Recorded data:

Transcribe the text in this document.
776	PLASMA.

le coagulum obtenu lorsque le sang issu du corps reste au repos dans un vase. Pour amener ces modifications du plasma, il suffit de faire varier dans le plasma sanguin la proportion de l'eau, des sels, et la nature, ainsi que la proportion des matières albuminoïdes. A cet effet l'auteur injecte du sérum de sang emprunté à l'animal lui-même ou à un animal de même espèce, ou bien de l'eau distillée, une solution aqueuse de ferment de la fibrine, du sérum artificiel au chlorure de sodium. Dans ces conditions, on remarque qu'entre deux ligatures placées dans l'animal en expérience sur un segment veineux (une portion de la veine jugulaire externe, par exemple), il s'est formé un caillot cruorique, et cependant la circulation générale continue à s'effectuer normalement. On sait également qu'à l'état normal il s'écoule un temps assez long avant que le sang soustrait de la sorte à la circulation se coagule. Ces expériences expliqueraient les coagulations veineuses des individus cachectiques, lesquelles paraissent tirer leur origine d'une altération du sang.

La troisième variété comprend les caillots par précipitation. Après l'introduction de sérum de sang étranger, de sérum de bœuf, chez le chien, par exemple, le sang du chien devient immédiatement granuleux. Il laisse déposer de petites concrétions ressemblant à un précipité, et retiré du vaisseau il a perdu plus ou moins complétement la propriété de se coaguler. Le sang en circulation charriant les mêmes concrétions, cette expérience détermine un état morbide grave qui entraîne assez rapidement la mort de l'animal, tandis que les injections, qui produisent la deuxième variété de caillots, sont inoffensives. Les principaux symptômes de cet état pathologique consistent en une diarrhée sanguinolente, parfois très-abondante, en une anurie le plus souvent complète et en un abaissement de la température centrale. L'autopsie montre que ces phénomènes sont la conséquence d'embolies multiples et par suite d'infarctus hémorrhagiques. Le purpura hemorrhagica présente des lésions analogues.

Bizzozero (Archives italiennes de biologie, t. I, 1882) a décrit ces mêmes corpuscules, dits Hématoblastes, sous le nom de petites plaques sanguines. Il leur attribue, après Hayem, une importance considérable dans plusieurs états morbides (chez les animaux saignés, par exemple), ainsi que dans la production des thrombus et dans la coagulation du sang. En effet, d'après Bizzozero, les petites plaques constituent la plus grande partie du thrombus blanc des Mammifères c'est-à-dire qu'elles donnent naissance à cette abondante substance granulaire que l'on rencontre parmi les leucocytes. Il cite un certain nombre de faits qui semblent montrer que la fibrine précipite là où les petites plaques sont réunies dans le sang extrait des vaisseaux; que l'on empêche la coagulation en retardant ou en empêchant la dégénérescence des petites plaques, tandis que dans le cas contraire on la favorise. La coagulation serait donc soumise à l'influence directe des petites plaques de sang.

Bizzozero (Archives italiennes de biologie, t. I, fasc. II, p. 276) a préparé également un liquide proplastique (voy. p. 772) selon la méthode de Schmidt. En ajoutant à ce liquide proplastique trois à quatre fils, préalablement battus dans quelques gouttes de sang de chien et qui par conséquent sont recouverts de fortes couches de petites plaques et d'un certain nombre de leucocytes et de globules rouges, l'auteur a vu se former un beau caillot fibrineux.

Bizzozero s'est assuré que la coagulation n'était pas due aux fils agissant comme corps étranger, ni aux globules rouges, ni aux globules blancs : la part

Exercise instructions:
Say how many lines of the data include the string "fils". Nothing other than the number should be given.

Answer in full:
2